• [WHAT IS EXPECTED]:
Find every line containing the word "Aptidão" and report the count, nothing more.

(Chart and figure data)

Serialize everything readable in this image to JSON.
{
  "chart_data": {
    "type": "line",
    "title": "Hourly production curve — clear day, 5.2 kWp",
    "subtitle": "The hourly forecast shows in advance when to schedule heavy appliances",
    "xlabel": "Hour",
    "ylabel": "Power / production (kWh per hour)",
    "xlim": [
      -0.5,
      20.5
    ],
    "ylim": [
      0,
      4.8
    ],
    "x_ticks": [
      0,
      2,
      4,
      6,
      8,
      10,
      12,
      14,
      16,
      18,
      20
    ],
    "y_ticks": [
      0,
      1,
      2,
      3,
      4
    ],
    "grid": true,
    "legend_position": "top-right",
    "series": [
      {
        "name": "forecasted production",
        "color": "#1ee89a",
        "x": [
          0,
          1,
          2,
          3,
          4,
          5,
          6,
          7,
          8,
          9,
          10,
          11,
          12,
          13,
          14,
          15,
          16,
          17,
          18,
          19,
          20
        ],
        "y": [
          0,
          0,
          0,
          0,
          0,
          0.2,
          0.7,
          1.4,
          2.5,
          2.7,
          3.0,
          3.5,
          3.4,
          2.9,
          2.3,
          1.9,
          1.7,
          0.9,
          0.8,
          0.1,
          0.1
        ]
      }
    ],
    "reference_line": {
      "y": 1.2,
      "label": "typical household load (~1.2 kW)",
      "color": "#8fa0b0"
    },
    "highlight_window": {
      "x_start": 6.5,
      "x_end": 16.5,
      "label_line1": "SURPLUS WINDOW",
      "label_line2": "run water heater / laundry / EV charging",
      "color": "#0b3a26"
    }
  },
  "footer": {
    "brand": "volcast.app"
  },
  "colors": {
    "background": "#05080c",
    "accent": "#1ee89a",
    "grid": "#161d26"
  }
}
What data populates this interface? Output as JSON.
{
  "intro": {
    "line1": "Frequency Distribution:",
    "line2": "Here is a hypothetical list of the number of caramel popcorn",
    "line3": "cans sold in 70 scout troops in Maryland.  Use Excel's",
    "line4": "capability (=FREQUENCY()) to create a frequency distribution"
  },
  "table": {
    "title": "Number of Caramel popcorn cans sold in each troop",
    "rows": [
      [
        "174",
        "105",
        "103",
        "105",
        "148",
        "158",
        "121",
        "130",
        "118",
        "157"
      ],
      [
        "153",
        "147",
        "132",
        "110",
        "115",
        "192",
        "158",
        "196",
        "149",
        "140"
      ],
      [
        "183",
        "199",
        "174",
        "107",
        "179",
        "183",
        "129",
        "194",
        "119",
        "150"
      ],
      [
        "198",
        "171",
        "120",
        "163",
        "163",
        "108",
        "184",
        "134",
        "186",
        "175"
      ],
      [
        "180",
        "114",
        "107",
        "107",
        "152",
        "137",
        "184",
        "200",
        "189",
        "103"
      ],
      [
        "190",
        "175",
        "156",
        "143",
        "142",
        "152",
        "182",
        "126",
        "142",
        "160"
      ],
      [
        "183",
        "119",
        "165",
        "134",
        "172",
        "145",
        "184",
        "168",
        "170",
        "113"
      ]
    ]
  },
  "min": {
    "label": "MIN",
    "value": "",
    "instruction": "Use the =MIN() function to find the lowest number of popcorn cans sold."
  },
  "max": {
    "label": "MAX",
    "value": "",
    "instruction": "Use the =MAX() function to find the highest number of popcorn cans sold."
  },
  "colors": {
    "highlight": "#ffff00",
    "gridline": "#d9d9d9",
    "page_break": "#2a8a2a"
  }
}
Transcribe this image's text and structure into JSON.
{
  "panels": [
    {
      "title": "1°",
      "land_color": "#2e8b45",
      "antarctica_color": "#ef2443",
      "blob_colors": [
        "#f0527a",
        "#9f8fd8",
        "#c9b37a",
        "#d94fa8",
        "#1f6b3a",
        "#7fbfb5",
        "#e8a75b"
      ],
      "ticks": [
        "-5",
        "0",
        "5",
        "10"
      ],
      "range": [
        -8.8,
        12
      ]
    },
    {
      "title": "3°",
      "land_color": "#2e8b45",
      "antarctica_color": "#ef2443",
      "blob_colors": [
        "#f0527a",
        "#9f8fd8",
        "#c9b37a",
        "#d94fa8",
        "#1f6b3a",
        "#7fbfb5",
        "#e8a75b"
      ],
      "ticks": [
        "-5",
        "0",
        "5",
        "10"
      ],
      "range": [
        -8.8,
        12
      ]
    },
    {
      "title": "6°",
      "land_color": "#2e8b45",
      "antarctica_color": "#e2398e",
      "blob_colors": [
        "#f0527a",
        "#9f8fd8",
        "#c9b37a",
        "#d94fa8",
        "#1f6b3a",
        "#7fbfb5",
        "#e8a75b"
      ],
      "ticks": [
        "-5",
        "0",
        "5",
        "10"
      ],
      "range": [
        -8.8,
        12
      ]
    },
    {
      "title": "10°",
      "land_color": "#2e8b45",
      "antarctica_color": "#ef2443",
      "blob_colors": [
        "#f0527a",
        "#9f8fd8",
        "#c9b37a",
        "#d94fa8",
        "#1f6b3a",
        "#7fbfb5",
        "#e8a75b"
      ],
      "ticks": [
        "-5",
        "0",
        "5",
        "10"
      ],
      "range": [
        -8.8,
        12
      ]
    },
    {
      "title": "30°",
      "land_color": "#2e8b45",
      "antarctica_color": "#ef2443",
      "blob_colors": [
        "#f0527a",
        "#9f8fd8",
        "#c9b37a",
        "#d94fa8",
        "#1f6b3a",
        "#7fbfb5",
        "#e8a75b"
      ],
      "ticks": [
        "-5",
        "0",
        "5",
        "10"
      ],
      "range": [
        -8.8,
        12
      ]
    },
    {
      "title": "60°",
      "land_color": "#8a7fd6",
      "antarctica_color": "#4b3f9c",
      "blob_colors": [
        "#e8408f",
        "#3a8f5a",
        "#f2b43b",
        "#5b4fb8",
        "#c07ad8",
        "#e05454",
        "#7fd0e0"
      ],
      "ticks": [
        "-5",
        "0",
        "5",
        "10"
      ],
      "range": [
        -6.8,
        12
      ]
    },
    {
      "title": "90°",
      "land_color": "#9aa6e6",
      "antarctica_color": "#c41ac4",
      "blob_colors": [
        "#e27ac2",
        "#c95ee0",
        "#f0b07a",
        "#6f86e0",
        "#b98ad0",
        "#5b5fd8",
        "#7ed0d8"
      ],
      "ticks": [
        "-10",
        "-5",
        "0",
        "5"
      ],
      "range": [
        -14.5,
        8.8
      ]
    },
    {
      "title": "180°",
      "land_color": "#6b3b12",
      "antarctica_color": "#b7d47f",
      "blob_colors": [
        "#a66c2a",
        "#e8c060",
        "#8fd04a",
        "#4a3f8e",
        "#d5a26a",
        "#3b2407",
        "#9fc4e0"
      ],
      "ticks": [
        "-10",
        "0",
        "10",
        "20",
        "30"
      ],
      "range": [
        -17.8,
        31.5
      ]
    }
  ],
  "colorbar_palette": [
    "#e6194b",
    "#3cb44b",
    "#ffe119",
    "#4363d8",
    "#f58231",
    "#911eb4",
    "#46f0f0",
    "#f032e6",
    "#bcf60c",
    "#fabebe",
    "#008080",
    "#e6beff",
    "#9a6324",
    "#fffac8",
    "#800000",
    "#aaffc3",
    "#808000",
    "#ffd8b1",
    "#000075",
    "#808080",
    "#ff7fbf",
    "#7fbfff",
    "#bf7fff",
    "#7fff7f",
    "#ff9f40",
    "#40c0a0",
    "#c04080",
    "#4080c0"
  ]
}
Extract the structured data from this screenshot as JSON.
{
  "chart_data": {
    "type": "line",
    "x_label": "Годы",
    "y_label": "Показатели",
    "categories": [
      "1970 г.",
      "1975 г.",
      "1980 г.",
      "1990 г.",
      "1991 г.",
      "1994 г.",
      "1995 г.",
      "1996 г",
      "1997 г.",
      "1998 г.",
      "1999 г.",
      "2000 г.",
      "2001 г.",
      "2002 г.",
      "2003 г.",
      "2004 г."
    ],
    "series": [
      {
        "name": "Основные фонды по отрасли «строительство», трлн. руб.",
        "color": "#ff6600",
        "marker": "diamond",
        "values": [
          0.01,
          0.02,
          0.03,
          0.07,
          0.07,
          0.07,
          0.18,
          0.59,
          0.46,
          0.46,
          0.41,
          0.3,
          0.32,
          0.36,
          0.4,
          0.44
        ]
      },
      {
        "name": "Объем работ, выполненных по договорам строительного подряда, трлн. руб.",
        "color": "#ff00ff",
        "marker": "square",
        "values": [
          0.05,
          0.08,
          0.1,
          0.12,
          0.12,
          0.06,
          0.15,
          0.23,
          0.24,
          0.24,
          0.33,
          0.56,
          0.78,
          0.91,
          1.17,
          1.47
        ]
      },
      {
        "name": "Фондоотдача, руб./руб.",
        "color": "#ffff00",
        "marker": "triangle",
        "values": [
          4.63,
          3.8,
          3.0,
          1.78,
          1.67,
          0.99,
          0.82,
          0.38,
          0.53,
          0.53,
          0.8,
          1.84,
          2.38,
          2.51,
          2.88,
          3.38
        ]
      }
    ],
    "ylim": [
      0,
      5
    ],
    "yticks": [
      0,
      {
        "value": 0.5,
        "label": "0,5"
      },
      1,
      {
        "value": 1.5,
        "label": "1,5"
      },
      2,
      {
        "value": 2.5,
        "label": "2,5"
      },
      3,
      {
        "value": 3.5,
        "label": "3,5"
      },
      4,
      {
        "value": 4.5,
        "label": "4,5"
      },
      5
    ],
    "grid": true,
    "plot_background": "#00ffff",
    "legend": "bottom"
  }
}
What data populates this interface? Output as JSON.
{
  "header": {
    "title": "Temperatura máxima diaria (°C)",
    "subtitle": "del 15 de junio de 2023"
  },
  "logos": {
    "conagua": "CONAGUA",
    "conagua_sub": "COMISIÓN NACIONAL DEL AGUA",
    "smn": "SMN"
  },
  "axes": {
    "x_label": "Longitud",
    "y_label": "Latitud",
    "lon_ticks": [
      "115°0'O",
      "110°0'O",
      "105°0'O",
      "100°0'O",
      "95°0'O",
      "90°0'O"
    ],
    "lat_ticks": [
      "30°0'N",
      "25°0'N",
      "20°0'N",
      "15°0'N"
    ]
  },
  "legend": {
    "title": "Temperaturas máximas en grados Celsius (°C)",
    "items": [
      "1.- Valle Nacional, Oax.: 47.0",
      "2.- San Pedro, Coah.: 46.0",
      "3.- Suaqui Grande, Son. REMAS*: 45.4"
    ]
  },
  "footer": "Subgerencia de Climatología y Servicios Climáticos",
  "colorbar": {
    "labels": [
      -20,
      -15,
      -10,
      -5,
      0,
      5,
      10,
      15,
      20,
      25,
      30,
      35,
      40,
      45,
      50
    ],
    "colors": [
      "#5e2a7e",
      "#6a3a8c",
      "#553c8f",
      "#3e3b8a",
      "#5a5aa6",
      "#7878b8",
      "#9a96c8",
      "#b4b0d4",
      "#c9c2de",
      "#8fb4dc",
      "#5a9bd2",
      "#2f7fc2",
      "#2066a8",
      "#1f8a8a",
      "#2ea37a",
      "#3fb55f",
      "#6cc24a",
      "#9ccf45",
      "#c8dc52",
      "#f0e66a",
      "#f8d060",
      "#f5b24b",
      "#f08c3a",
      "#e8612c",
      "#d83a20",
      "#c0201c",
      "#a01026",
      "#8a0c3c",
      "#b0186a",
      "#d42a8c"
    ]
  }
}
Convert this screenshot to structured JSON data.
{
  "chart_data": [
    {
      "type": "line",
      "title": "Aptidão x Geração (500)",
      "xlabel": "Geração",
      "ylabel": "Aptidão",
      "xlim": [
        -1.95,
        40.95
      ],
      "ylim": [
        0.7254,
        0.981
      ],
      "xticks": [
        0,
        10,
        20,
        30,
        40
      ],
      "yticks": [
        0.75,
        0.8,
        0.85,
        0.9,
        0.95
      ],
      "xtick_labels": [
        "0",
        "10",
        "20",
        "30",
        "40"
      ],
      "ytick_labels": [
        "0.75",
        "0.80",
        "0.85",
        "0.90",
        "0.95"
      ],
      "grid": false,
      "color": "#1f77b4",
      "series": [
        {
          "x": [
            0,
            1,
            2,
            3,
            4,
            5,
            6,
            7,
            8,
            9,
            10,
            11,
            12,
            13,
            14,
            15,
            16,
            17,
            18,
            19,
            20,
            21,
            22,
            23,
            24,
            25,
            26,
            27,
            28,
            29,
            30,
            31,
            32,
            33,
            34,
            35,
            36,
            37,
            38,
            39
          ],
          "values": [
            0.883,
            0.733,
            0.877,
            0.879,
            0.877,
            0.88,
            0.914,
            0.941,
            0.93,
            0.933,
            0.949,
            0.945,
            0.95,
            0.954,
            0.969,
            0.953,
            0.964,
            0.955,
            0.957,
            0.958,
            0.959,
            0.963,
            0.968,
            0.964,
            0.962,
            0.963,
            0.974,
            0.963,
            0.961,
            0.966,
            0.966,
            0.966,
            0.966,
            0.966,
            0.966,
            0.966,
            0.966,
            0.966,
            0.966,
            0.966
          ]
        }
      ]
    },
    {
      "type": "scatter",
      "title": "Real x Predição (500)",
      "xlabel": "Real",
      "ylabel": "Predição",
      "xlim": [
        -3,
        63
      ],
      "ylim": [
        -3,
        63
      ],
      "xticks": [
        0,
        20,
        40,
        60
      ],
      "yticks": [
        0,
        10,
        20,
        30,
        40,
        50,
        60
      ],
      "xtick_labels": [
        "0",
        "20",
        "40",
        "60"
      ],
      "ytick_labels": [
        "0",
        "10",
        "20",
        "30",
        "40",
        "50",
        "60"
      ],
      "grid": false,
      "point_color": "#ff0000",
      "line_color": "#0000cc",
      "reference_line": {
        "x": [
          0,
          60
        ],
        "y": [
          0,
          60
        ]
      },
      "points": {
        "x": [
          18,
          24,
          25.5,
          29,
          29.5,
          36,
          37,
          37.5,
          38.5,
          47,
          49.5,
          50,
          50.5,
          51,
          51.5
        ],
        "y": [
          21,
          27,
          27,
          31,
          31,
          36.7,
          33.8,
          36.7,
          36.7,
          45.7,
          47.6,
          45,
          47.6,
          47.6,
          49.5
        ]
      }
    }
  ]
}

• [SOLVED EXERCISE]:
2